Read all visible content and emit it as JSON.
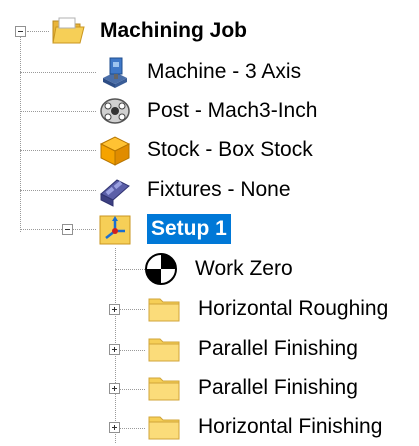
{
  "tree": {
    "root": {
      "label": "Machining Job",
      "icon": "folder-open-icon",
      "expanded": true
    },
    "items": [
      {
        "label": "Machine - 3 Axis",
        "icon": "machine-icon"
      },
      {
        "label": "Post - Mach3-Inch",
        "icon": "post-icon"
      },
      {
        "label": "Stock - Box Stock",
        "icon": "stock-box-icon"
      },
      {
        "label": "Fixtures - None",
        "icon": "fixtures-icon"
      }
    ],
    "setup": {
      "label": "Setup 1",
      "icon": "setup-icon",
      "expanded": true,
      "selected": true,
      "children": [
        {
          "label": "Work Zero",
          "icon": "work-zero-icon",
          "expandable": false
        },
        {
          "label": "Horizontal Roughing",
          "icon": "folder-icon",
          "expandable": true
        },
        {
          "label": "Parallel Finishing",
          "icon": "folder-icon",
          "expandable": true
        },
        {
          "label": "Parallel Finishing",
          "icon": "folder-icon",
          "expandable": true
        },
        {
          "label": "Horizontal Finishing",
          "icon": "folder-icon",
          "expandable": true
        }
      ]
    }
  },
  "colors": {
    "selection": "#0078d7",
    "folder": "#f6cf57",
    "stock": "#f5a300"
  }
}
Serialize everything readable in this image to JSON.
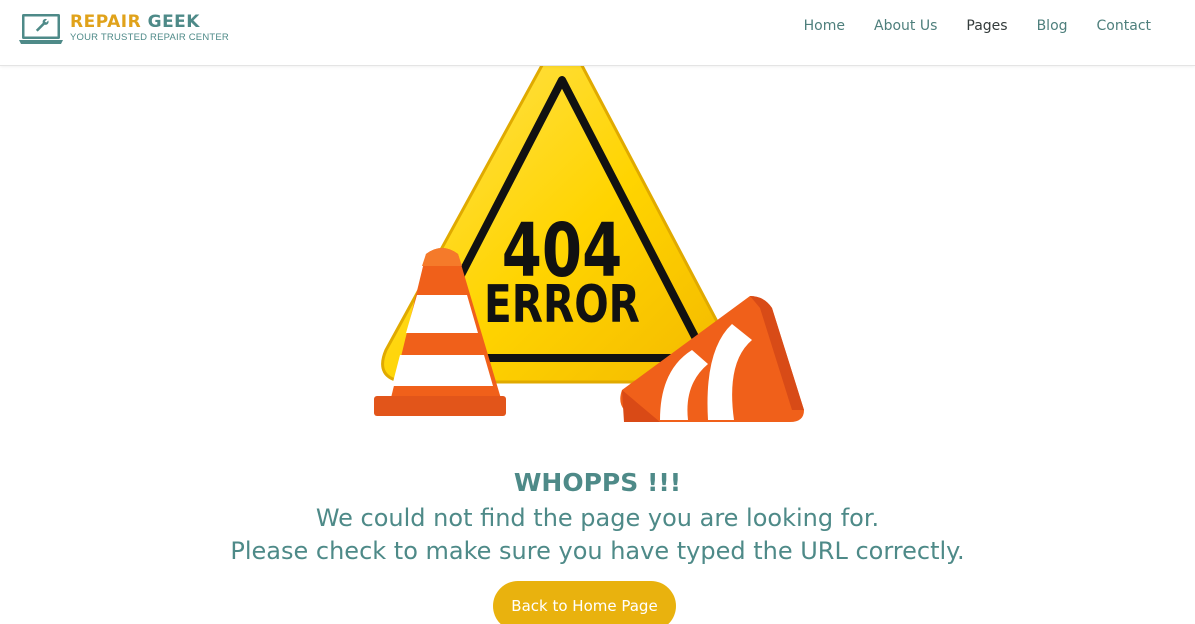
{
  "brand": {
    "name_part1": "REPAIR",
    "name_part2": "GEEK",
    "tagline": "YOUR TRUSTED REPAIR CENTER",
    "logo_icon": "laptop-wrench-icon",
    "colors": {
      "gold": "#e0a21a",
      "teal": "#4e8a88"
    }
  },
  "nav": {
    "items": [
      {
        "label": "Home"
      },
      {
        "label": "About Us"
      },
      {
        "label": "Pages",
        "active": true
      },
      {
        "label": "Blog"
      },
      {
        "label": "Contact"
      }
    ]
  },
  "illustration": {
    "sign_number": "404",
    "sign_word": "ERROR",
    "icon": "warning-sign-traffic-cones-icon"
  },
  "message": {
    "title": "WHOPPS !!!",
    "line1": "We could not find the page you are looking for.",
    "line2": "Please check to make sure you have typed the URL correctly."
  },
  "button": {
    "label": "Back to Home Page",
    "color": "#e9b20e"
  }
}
☆ ☆ ☆ ☆ ☆ ☆ ☆
#### Aim of the exercise
Count up the lines in the listing that hold the word "JSON", and give that number only.

#### Solution to this exercise
2